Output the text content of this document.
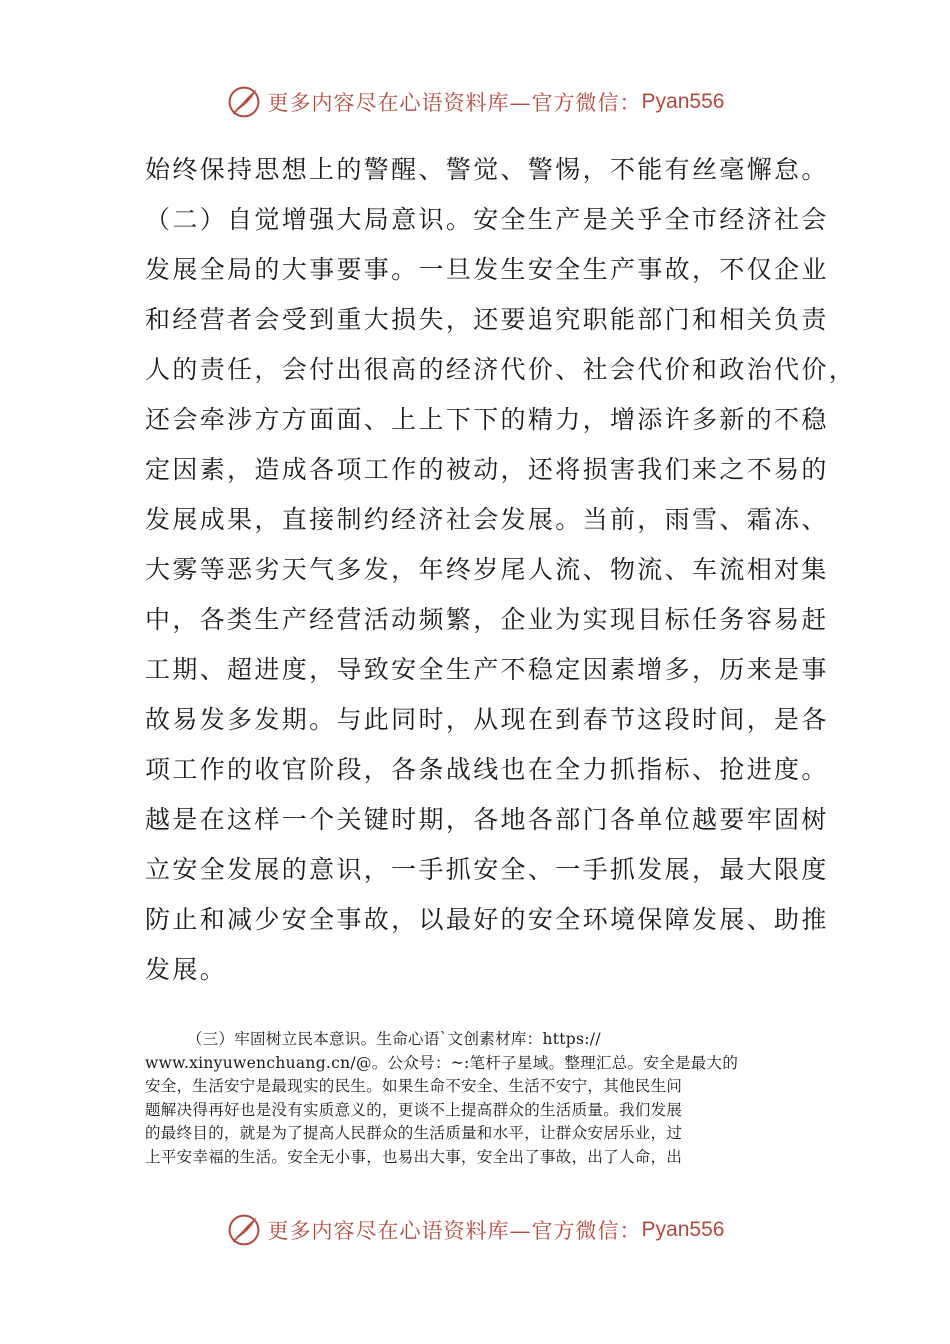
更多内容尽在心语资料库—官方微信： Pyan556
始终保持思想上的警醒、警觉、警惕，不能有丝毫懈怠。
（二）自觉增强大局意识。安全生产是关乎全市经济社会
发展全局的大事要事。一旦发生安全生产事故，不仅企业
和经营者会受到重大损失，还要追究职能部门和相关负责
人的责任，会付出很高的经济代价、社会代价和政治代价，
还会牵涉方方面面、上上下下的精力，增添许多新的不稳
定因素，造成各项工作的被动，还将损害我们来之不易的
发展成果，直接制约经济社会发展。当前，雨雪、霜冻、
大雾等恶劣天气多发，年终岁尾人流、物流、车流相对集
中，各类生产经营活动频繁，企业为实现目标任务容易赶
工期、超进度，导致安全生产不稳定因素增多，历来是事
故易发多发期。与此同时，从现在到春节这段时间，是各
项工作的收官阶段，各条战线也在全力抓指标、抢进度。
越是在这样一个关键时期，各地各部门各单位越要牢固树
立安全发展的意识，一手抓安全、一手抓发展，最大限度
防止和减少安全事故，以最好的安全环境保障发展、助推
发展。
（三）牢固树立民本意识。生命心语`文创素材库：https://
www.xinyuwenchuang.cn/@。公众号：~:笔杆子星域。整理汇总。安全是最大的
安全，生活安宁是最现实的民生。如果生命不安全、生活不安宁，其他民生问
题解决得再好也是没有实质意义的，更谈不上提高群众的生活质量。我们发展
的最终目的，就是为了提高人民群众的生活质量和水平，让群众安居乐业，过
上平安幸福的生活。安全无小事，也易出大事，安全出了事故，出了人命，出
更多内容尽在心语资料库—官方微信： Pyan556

---------------

» **The task**
Make an exact copy of all entries above, dropping the images.

» **Correct answer**
Output the text content of this document.
更多内容尽在心语资料库—官方微信： Pyan556
始终保持思想上的警醒、警觉、警惕，不能有丝毫懈怠。
（二）自觉增强大局意识。安全生产是关乎全市经济社会
发展全局的大事要事。一旦发生安全生产事故，不仅企业
和经营者会受到重大损失，还要追究职能部门和相关负责
人的责任，会付出很高的经济代价、社会代价和政治代价，
还会牵涉方方面面、上上下下的精力，增添许多新的不稳
定因素，造成各项工作的被动，还将损害我们来之不易的
发展成果，直接制约经济社会发展。当前，雨雪、霜冻、
大雾等恶劣天气多发，年终岁尾人流、物流、车流相对集
中，各类生产经营活动频繁，企业为实现目标任务容易赶
工期、超进度，导致安全生产不稳定因素增多，历来是事
故易发多发期。与此同时，从现在到春节这段时间，是各
项工作的收官阶段，各条战线也在全力抓指标、抢进度。
越是在这样一个关键时期，各地各部门各单位越要牢固树
立安全发展的意识，一手抓安全、一手抓发展，最大限度
防止和减少安全事故，以最好的安全环境保障发展、助推
发展。
（三）牢固树立民本意识。生命心语`文创素材库：https://
www.xinyuwenchuang.cn/@。公众号：~:笔杆子星域。整理汇总。安全是最大的
安全，生活安宁是最现实的民生。如果生命不安全、生活不安宁，其他民生问
题解决得再好也是没有实质意义的，更谈不上提高群众的生活质量。我们发展
的最终目的，就是为了提高人民群众的生活质量和水平，让群众安居乐业，过
上平安幸福的生活。安全无小事，也易出大事，安全出了事故，出了人命，出
更多内容尽在心语资料库—官方微信： Pyan556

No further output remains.